■ What you need to do
Skip every image and restate the data word for word.

··· Dataset ···

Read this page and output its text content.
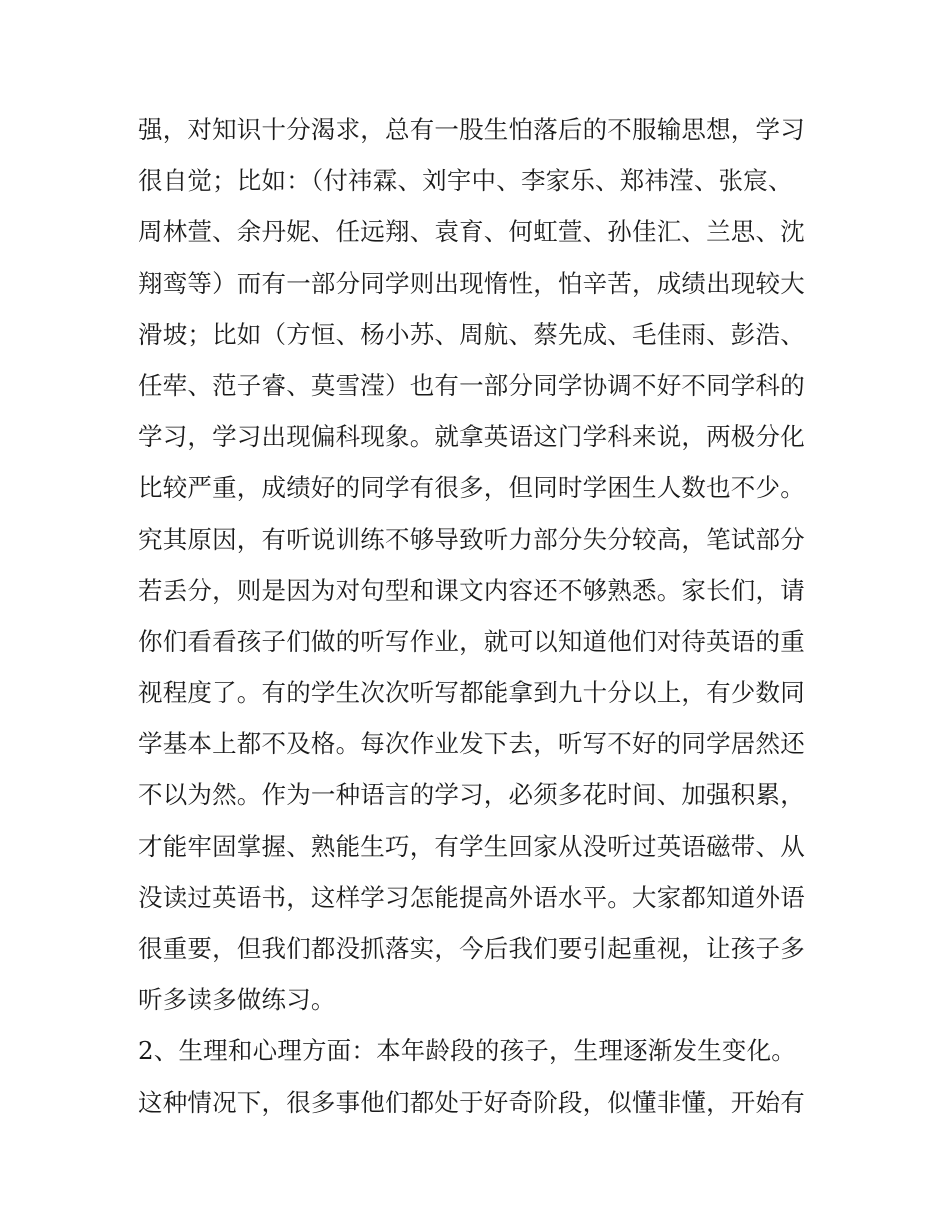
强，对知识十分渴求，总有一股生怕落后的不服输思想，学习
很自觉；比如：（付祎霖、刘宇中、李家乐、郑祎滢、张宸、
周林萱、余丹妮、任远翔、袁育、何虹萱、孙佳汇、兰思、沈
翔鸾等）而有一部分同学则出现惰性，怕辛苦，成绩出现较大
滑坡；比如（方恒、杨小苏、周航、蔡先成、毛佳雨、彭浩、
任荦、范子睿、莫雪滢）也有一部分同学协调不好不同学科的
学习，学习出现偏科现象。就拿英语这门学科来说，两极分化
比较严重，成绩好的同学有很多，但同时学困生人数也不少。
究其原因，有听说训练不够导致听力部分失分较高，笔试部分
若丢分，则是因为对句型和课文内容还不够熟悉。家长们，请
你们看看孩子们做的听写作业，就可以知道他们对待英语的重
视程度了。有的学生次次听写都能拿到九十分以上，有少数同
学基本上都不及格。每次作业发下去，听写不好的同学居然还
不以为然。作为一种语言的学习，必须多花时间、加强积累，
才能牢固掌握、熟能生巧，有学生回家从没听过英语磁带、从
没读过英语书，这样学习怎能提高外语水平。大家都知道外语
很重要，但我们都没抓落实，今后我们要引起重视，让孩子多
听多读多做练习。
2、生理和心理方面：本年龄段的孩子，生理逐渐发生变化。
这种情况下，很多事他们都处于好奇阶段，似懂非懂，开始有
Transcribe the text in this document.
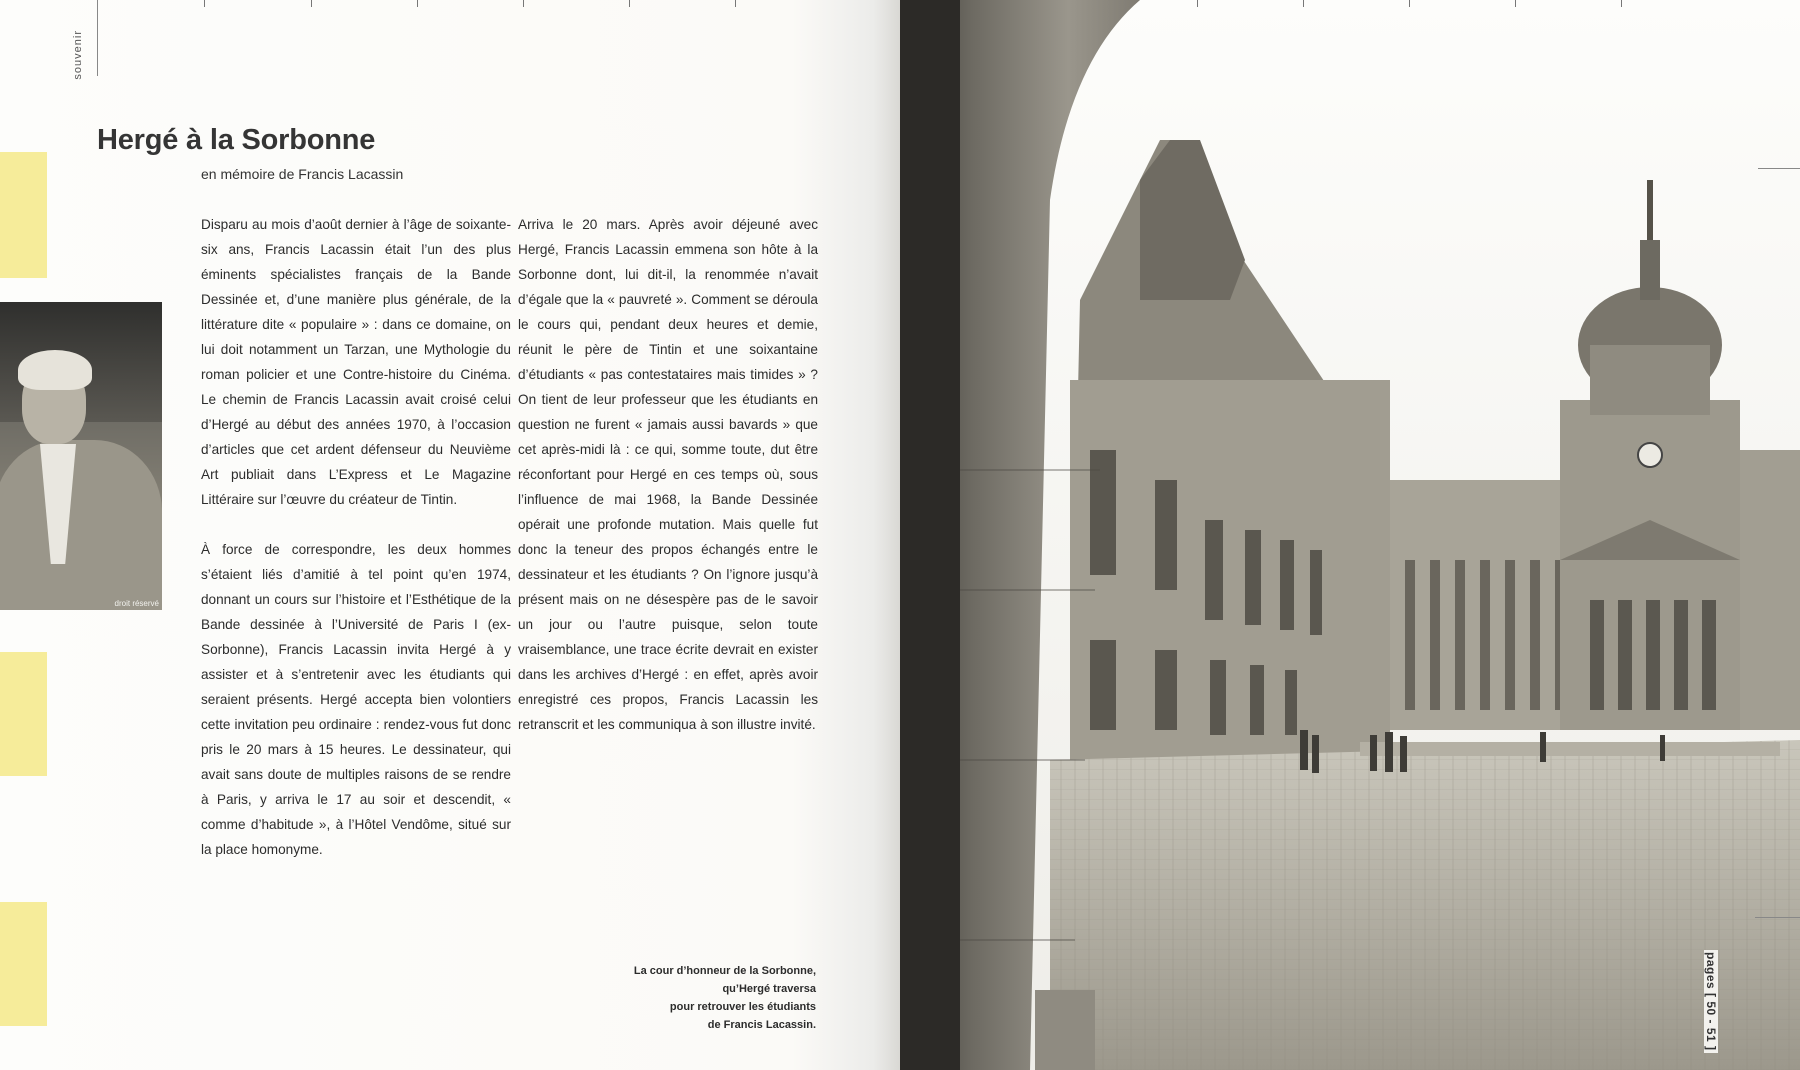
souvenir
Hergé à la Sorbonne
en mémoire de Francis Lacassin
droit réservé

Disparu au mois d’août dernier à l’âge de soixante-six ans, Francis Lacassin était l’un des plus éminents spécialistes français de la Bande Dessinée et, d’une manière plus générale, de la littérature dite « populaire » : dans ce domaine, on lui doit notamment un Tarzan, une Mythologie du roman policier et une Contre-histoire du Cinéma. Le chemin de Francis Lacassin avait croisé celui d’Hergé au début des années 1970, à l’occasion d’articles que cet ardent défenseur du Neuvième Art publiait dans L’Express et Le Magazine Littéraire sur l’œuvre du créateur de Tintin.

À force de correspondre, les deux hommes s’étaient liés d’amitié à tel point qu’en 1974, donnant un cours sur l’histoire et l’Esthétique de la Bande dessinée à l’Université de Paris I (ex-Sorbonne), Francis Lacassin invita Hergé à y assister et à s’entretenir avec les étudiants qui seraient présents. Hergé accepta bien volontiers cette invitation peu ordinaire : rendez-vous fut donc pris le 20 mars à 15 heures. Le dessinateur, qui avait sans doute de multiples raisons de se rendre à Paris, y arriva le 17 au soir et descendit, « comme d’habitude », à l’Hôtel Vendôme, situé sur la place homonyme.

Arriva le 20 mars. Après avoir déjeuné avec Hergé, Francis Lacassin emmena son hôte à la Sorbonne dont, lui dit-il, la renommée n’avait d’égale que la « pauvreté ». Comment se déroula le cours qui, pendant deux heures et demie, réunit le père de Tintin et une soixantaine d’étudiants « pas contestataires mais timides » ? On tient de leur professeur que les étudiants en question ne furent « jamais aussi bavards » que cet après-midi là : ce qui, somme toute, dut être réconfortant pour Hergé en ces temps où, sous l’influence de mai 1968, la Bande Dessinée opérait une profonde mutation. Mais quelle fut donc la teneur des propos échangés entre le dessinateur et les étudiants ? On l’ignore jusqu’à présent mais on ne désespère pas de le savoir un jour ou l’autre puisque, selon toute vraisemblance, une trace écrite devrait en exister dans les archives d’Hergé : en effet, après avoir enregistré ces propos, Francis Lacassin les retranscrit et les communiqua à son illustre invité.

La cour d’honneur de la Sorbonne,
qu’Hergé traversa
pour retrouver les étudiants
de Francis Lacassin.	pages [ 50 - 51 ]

···

■ Answer to this task
Read this page and output its text content.
强，对知识十分渴求，总有一股生怕落后的不服输思想，学习
很自觉；比如：（付祎霖、刘宇中、李家乐、郑祎滢、张宸、
周林萱、余丹妮、任远翔、袁育、何虹萱、孙佳汇、兰思、沈
翔鸾等）而有一部分同学则出现惰性，怕辛苦，成绩出现较大
滑坡；比如（方恒、杨小苏、周航、蔡先成、毛佳雨、彭浩、
任荦、范子睿、莫雪滢）也有一部分同学协调不好不同学科的
学习，学习出现偏科现象。就拿英语这门学科来说，两极分化
比较严重，成绩好的同学有很多，但同时学困生人数也不少。
究其原因，有听说训练不够导致听力部分失分较高，笔试部分
若丢分，则是因为对句型和课文内容还不够熟悉。家长们，请
你们看看孩子们做的听写作业，就可以知道他们对待英语的重
视程度了。有的学生次次听写都能拿到九十分以上，有少数同
学基本上都不及格。每次作业发下去，听写不好的同学居然还
不以为然。作为一种语言的学习，必须多花时间、加强积累，
才能牢固掌握、熟能生巧，有学生回家从没听过英语磁带、从
没读过英语书，这样学习怎能提高外语水平。大家都知道外语
很重要，但我们都没抓落实，今后我们要引起重视，让孩子多
听多读多做练习。
2、生理和心理方面：本年龄段的孩子，生理逐渐发生变化。
这种情况下，很多事他们都处于好奇阶段，似懂非懂，开始有
Transcribe the text in this document.
souvenir
Hergé à la Sorbonne
en mémoire de Francis Lacassin
droit réservé

Disparu au mois d’août dernier à l’âge de soixante-six ans, Francis Lacassin était l’un des plus éminents spécialistes français de la Bande Dessinée et, d’une manière plus générale, de la littérature dite « populaire » : dans ce domaine, on lui doit notamment un Tarzan, une Mythologie du roman policier et une Contre-histoire du Cinéma. Le chemin de Francis Lacassin avait croisé celui d’Hergé au début des années 1970, à l’occasion d’articles que cet ardent défenseur du Neuvième Art publiait dans L’Express et Le Magazine Littéraire sur l’œuvre du créateur de Tintin.

À force de correspondre, les deux hommes s’étaient liés d’amitié à tel point qu’en 1974, donnant un cours sur l’histoire et l’Esthétique de la Bande dessinée à l’Université de Paris I (ex-Sorbonne), Francis Lacassin invita Hergé à y assister et à s’entretenir avec les étudiants qui seraient présents. Hergé accepta bien volontiers cette invitation peu ordinaire : rendez-vous fut donc pris le 20 mars à 15 heures. Le dessinateur, qui avait sans doute de multiples raisons de se rendre à Paris, y arriva le 17 au soir et descendit, « comme d’habitude », à l’Hôtel Vendôme, situé sur la place homonyme.

Arriva le 20 mars. Après avoir déjeuné avec Hergé, Francis Lacassin emmena son hôte à la Sorbonne dont, lui dit-il, la renommée n’avait d’égale que la « pauvreté ». Comment se déroula le cours qui, pendant deux heures et demie, réunit le père de Tintin et une soixantaine d’étudiants « pas contestataires mais timides » ? On tient de leur professeur que les étudiants en question ne furent « jamais aussi bavards » que cet après-midi là : ce qui, somme toute, dut être réconfortant pour Hergé en ces temps où, sous l’influence de mai 1968, la Bande Dessinée opérait une profonde mutation. Mais quelle fut donc la teneur des propos échangés entre le dessinateur et les étudiants ? On l’ignore jusqu’à présent mais on ne désespère pas de le savoir un jour ou l’autre puisque, selon toute vraisemblance, une trace écrite devrait en exister dans les archives d’Hergé : en effet, après avoir enregistré ces propos, Francis Lacassin les retranscrit et les communiqua à son illustre invité.

La cour d’honneur de la Sorbonne,
qu’Hergé traversa
pour retrouver les étudiants
de Francis Lacassin.	pages [ 50 - 51 ]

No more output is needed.